Required work:
Your task is to copy each line that has the word "this".

►

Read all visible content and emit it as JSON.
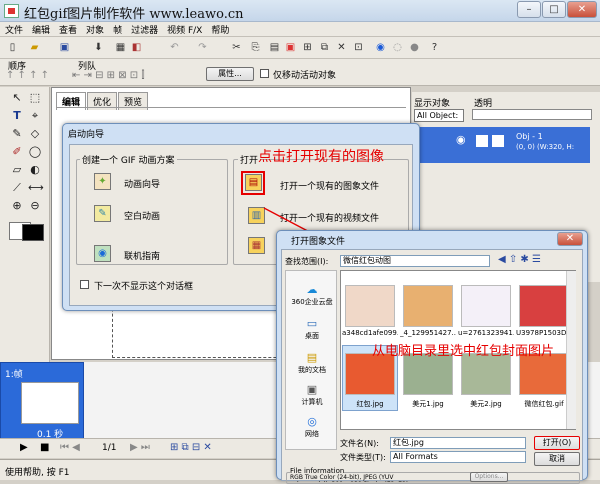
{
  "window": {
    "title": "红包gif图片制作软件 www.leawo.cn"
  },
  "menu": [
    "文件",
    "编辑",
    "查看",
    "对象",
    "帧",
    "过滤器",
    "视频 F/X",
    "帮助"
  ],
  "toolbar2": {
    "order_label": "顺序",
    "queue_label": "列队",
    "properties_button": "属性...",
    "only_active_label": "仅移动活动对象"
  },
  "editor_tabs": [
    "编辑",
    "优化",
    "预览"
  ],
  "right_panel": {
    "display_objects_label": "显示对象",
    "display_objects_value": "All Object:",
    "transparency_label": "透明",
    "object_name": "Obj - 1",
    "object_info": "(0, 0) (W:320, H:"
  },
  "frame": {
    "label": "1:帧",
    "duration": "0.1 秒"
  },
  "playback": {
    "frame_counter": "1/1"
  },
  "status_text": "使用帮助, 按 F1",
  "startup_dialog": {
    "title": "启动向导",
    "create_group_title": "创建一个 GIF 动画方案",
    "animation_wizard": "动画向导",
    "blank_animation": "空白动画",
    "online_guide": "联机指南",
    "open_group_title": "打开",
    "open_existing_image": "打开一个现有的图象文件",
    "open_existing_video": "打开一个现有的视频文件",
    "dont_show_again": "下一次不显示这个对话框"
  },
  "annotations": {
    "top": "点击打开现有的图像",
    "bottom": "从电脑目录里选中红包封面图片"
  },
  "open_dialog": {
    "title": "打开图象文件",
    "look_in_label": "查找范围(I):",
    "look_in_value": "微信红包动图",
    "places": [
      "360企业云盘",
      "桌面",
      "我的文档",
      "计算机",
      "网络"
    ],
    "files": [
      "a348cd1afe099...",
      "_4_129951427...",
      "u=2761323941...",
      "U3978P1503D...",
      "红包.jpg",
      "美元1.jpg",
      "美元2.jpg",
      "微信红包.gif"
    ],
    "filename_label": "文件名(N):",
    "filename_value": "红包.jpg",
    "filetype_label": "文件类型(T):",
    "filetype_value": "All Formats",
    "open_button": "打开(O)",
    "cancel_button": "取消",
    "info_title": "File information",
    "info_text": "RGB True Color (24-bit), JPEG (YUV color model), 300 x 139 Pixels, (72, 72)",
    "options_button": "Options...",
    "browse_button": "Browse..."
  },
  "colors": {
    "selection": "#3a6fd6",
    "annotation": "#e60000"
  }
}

◄
►

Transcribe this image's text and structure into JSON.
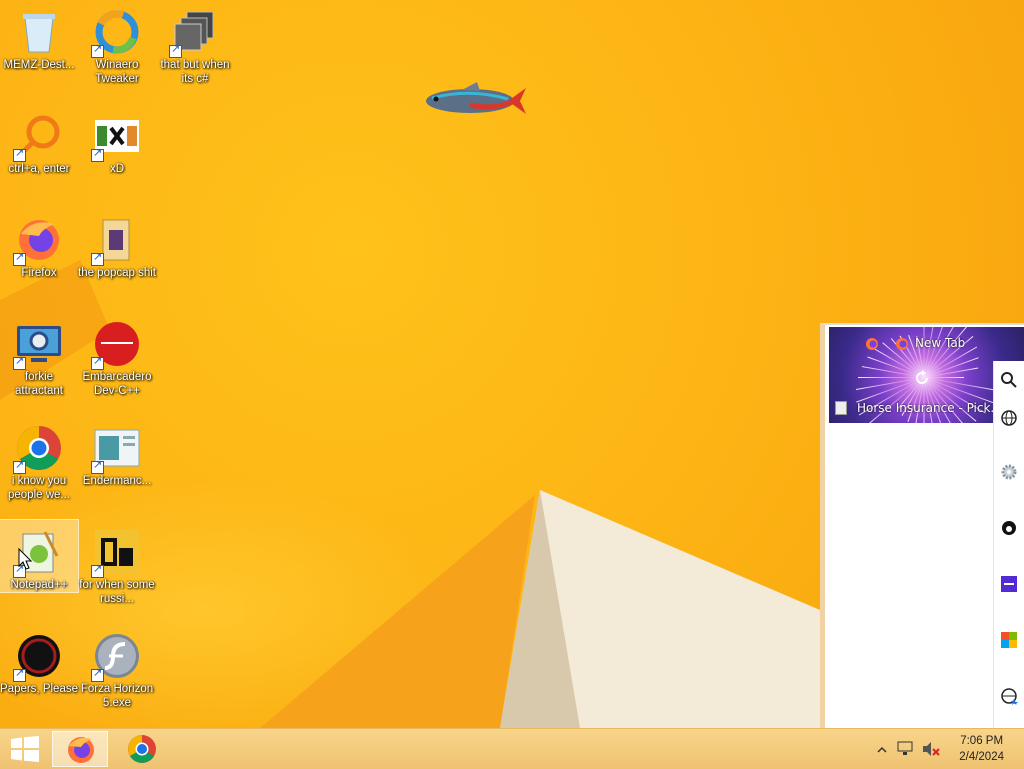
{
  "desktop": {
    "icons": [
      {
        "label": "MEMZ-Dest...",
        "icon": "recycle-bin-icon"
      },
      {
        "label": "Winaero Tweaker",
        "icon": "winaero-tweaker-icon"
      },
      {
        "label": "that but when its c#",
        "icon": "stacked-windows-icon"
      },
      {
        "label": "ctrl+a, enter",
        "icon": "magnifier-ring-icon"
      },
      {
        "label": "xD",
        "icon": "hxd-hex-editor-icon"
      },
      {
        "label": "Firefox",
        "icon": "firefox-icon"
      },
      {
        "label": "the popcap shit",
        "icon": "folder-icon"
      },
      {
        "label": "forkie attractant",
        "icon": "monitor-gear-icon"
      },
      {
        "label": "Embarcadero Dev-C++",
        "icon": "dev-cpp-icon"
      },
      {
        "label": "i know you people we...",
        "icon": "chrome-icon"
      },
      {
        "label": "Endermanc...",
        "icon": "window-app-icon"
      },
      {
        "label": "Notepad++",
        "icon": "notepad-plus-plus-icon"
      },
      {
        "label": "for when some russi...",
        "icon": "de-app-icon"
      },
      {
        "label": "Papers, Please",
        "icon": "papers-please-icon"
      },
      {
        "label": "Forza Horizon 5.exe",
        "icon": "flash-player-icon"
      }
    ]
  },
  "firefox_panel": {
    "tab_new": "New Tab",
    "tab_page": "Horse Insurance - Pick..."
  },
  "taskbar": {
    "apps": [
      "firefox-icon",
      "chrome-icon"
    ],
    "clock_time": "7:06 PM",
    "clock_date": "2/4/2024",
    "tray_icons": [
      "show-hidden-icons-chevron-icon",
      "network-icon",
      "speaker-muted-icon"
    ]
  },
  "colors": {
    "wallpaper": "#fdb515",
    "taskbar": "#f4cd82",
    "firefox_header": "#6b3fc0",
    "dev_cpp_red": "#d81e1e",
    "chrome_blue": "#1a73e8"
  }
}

◄
►

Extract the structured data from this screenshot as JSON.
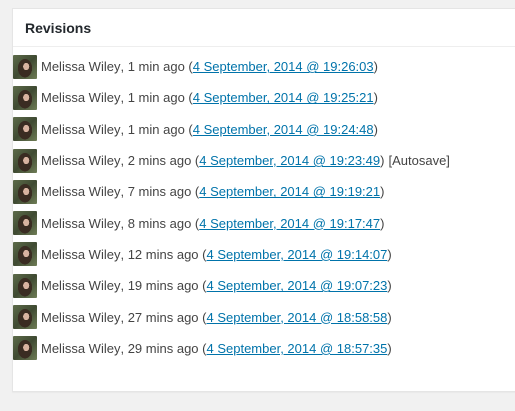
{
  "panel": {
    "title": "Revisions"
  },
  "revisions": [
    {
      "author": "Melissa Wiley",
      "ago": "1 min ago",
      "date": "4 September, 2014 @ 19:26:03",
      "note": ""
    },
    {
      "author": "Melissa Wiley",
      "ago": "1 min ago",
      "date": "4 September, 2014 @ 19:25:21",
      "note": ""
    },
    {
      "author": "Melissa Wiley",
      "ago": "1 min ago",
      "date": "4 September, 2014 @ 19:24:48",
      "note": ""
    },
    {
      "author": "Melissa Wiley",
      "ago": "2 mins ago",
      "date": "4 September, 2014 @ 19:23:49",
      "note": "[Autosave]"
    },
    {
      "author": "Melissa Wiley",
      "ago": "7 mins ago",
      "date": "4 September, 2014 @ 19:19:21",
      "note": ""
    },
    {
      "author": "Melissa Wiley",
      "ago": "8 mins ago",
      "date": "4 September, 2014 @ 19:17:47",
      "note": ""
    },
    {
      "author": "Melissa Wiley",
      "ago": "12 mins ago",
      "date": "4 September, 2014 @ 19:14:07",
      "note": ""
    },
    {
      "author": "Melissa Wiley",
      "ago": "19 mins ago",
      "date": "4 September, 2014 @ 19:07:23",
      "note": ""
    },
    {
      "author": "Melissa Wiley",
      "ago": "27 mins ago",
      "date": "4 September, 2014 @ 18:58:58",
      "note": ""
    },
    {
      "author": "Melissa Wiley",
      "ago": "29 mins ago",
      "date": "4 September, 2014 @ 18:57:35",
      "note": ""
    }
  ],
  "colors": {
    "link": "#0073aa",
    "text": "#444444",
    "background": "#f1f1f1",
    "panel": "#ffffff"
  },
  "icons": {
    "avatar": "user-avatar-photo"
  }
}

◄

Complete response:
Transcribe this image's text and structure into JSON.
Extract the structured data from this screenshot as JSON.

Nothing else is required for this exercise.